Directive = Copy all lines that contain the word "Russell".

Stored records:

□ □ □ □

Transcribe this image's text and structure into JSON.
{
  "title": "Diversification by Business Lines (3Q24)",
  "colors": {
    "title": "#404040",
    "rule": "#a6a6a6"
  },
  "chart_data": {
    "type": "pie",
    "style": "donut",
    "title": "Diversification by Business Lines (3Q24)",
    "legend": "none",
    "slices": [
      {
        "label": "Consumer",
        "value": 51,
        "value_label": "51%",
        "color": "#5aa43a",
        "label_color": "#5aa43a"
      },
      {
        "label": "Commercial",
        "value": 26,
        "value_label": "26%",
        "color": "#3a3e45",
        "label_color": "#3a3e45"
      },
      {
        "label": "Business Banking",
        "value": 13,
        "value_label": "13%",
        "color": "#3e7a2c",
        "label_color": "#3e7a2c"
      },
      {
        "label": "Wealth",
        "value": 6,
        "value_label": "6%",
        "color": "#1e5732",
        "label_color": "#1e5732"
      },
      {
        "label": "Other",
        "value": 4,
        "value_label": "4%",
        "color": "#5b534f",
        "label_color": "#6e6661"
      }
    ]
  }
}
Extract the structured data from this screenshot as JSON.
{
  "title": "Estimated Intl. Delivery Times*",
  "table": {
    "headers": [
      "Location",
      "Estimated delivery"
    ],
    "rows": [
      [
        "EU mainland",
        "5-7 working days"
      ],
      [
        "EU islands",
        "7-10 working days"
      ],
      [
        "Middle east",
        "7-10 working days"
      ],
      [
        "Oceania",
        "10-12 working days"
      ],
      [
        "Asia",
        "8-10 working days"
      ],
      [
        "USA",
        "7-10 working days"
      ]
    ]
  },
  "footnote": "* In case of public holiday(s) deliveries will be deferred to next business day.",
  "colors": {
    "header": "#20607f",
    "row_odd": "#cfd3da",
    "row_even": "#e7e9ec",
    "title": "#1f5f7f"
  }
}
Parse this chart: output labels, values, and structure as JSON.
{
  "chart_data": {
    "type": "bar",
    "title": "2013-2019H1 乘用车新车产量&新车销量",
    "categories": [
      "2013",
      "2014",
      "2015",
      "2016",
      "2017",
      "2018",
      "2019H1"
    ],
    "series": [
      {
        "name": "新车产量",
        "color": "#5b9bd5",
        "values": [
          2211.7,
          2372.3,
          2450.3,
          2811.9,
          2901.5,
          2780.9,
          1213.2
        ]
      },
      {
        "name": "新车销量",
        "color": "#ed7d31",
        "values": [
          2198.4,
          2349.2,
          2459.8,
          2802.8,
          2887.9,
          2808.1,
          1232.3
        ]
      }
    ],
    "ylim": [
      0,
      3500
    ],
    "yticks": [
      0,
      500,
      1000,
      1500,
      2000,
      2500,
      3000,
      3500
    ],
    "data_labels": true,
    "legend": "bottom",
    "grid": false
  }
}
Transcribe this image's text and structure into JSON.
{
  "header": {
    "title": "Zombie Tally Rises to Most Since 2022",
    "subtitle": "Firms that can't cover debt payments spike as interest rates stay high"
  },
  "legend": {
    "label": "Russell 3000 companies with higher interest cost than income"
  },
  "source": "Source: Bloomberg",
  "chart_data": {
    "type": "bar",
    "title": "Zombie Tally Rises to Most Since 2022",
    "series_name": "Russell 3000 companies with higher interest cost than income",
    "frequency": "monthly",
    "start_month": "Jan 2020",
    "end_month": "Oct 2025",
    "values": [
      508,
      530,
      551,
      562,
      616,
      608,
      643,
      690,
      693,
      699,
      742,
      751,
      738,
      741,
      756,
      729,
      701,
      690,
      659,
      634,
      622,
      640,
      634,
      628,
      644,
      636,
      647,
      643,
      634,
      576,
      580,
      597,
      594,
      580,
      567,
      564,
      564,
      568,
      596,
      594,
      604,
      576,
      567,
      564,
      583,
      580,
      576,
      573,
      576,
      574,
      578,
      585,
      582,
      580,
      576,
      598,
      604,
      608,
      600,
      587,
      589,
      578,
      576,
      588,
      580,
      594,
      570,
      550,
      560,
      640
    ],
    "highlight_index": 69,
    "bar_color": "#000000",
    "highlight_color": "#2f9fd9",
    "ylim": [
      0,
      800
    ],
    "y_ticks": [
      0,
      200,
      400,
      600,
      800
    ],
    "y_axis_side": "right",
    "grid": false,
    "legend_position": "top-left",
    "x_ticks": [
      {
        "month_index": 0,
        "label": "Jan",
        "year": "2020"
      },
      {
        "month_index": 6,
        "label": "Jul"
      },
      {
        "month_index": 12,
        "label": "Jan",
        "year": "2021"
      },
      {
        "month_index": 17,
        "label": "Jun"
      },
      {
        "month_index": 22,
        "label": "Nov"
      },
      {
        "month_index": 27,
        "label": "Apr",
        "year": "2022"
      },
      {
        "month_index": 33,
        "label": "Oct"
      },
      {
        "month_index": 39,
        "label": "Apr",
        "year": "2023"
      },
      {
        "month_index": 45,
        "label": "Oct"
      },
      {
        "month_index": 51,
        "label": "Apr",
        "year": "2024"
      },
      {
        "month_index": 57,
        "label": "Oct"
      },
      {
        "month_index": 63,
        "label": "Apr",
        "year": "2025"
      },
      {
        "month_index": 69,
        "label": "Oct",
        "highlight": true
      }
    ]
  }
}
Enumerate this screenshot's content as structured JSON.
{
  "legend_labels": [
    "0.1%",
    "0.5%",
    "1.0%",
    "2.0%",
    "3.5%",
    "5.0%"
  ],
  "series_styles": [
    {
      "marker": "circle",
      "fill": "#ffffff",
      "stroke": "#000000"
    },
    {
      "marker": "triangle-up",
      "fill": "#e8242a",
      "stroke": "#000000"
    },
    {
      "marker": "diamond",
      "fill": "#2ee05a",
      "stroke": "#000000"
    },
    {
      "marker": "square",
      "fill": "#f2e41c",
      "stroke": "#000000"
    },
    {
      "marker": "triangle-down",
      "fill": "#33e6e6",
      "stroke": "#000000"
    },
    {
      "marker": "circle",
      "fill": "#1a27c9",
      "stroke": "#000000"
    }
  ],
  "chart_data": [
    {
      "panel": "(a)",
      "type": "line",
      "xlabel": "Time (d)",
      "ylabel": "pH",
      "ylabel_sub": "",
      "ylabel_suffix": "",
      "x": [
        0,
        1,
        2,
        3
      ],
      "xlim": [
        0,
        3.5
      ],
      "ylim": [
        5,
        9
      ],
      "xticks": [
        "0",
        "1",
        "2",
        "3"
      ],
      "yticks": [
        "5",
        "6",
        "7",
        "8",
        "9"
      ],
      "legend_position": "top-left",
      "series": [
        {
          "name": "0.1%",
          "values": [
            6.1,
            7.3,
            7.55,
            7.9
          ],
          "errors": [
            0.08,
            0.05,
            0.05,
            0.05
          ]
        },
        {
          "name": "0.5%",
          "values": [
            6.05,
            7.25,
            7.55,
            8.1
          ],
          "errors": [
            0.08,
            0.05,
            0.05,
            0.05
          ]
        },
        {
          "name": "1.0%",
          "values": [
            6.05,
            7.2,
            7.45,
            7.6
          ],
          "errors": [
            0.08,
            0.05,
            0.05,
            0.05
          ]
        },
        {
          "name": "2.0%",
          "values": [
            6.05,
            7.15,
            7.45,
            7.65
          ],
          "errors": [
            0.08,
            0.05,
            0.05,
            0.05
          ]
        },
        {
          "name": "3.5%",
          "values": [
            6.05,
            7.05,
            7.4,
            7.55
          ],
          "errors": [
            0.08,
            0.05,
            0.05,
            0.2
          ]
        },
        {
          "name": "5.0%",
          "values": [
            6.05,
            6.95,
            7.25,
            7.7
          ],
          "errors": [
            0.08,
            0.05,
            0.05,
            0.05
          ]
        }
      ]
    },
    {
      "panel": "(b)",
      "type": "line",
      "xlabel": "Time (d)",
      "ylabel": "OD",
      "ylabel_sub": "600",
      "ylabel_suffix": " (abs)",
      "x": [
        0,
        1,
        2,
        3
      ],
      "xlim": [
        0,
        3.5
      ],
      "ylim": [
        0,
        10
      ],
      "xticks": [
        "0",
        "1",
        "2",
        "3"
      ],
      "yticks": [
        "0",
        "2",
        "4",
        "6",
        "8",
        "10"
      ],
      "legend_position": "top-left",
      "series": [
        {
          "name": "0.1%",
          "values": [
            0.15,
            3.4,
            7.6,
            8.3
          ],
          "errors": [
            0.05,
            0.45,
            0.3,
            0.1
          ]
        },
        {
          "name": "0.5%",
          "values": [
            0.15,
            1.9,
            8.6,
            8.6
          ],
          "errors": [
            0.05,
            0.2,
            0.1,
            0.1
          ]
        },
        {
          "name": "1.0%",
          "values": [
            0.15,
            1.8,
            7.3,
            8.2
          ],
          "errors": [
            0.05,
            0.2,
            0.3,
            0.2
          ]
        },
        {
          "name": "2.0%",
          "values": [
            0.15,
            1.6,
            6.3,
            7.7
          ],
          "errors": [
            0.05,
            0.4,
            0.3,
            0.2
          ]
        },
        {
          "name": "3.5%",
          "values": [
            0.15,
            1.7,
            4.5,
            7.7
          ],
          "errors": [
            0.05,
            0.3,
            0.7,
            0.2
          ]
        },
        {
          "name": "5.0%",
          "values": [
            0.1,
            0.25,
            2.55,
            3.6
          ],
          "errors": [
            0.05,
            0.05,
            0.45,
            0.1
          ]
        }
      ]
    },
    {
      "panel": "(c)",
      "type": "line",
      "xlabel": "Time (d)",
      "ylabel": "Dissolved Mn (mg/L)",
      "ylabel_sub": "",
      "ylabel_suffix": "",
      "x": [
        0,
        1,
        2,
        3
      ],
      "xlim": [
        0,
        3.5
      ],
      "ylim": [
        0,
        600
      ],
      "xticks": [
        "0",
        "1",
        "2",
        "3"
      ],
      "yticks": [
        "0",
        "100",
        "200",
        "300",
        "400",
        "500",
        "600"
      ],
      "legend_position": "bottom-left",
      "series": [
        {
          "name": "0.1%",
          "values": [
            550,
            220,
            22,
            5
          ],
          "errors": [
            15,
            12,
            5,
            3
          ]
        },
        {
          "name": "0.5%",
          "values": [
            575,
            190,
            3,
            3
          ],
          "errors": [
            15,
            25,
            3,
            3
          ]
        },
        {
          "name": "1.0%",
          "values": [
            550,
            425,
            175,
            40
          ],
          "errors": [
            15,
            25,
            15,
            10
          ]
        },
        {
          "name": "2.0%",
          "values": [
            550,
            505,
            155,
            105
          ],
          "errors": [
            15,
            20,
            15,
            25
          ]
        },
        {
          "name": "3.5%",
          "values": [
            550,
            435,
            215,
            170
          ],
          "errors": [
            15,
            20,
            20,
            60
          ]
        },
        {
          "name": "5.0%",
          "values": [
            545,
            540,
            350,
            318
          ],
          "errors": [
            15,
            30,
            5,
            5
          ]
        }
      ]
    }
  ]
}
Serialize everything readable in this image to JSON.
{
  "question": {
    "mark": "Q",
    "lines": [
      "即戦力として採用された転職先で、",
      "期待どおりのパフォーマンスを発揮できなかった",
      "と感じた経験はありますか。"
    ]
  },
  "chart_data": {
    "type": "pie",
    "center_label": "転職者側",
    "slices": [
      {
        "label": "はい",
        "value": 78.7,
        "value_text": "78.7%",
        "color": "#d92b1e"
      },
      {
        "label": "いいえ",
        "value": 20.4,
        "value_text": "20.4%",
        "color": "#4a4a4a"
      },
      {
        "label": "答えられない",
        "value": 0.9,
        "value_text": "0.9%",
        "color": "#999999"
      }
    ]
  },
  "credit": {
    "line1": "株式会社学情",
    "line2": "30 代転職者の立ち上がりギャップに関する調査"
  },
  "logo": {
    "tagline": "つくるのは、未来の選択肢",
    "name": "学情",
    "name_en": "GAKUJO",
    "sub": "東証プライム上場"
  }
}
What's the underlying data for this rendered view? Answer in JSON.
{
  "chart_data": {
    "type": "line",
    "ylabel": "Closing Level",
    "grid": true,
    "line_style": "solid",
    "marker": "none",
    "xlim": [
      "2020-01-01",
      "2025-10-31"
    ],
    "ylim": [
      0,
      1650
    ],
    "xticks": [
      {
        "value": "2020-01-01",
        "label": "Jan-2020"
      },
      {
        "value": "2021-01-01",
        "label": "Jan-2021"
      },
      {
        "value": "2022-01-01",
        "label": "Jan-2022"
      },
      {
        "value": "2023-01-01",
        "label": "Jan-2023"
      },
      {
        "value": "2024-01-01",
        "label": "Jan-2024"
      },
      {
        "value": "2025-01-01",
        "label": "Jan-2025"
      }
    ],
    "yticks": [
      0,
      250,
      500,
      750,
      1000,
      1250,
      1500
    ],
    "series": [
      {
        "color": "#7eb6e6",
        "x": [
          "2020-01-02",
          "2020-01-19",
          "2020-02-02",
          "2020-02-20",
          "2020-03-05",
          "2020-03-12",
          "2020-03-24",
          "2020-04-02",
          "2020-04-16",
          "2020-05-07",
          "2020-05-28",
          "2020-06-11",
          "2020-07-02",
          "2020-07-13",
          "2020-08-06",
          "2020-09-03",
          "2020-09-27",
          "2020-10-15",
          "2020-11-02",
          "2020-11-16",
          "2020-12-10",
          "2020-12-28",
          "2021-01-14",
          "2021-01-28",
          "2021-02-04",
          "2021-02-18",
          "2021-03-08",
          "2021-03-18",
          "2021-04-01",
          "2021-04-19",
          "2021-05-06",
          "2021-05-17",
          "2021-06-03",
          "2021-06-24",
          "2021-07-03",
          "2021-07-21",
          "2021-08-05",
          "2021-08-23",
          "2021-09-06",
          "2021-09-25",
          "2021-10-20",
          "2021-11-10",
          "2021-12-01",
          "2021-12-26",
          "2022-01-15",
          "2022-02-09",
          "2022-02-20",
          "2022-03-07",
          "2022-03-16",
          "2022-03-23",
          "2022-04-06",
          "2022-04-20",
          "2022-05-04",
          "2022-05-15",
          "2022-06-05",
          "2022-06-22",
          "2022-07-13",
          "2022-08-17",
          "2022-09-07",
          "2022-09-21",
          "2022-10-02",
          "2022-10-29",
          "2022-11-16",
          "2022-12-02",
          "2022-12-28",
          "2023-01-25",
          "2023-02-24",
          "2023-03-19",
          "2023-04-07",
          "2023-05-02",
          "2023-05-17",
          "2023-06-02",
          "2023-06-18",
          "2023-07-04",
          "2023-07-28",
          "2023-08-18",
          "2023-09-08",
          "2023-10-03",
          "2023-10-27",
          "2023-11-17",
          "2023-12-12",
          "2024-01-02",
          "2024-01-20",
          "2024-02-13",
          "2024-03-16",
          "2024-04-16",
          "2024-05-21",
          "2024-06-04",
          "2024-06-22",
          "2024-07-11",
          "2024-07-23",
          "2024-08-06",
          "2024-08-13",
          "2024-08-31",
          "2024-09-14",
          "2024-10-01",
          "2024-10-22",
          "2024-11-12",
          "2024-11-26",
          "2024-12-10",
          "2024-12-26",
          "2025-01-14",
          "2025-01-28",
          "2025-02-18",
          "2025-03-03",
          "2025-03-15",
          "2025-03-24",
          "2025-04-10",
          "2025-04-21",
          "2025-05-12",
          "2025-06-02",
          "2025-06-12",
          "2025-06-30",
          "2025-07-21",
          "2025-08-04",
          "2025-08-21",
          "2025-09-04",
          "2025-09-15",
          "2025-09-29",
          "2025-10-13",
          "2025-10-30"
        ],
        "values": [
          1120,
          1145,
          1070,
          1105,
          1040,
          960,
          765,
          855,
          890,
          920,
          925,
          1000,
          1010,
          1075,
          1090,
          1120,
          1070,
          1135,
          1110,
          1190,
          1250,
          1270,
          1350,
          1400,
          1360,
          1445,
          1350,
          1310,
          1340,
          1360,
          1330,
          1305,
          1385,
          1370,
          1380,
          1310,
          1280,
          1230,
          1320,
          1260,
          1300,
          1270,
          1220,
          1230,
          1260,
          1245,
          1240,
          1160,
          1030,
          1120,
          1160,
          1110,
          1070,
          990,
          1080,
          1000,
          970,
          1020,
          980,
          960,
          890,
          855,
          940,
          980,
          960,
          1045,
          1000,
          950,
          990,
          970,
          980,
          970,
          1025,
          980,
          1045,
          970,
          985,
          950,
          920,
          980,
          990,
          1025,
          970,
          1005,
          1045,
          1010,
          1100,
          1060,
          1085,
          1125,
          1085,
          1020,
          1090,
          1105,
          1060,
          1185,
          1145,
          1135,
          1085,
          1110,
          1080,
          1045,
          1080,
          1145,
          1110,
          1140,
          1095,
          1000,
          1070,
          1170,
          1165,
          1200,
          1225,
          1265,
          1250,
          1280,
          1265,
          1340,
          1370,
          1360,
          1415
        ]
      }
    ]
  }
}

□ □ □ □

Answer =
    "label": "Russell 3000 companies with higher interest cost than income"
    "series_name": "Russell 3000 companies with higher interest cost than income",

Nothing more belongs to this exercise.